§ **Task details**: All entries are to be quoted exactly; the images stay out of the copy.

------

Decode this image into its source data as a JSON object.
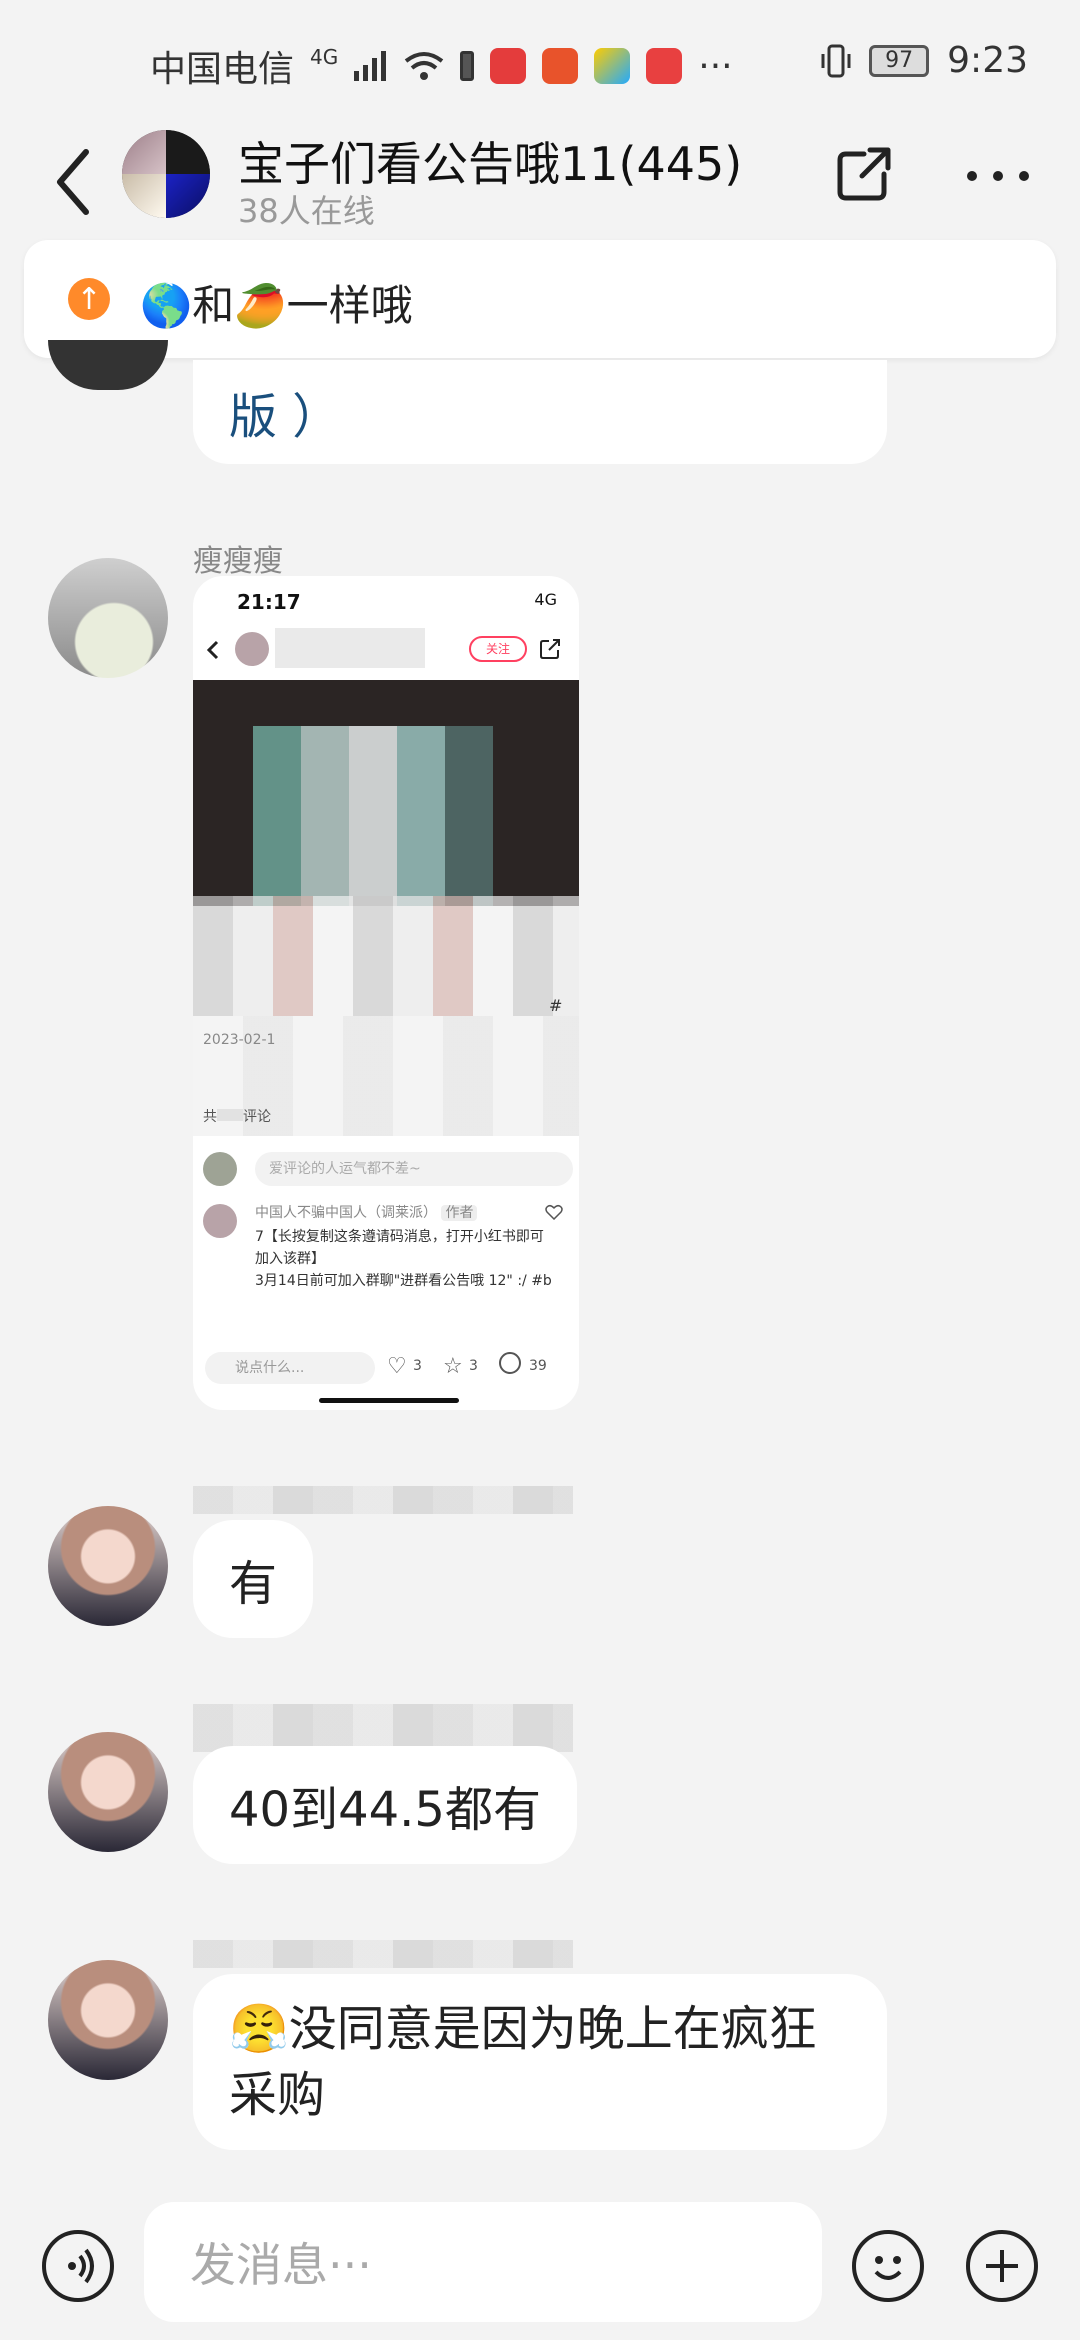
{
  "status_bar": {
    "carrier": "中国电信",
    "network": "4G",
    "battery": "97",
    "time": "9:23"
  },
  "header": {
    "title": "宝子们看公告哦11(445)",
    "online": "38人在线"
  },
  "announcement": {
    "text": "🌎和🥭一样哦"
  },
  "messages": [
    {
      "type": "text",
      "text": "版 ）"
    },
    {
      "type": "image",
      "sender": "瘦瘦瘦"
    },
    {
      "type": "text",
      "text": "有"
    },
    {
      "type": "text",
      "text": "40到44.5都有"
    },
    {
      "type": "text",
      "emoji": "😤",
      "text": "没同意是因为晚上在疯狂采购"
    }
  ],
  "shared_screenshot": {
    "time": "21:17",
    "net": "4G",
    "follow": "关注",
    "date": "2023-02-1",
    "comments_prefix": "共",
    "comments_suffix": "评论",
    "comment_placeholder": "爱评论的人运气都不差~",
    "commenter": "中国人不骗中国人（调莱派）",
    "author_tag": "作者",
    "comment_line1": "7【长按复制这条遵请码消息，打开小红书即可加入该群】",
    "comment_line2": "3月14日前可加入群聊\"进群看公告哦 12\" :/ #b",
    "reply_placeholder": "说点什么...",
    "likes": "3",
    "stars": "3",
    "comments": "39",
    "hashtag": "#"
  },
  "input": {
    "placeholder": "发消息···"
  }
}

------

§ **The reply**:
Decode this image into its source data as a JSON object.
{
  "status_bar": {
    "carrier": "中国电信",
    "network": "4G",
    "battery": "97",
    "time": "9:23"
  },
  "header": {
    "title": "宝子们看公告哦11(445)",
    "online": "38人在线"
  },
  "announcement": {
    "text": "🌎和🥭一样哦"
  },
  "messages": [
    {
      "type": "text",
      "text": "版 ）"
    },
    {
      "type": "image",
      "sender": "瘦瘦瘦"
    },
    {
      "type": "text",
      "text": "有"
    },
    {
      "type": "text",
      "text": "40到44.5都有"
    },
    {
      "type": "text",
      "emoji": "😤",
      "text": "没同意是因为晚上在疯狂采购"
    }
  ],
  "shared_screenshot": {
    "time": "21:17",
    "net": "4G",
    "follow": "关注",
    "date": "2023-02-1",
    "comments_prefix": "共",
    "comments_suffix": "评论",
    "comment_placeholder": "爱评论的人运气都不差~",
    "commenter": "中国人不骗中国人（调莱派）",
    "author_tag": "作者",
    "comment_line1": "7【长按复制这条遵请码消息，打开小红书即可加入该群】",
    "comment_line2": "3月14日前可加入群聊\"进群看公告哦 12\" :/ #b",
    "reply_placeholder": "说点什么...",
    "likes": "3",
    "stars": "3",
    "comments": "39",
    "hashtag": "#"
  },
  "input": {
    "placeholder": "发消息···"
  }
}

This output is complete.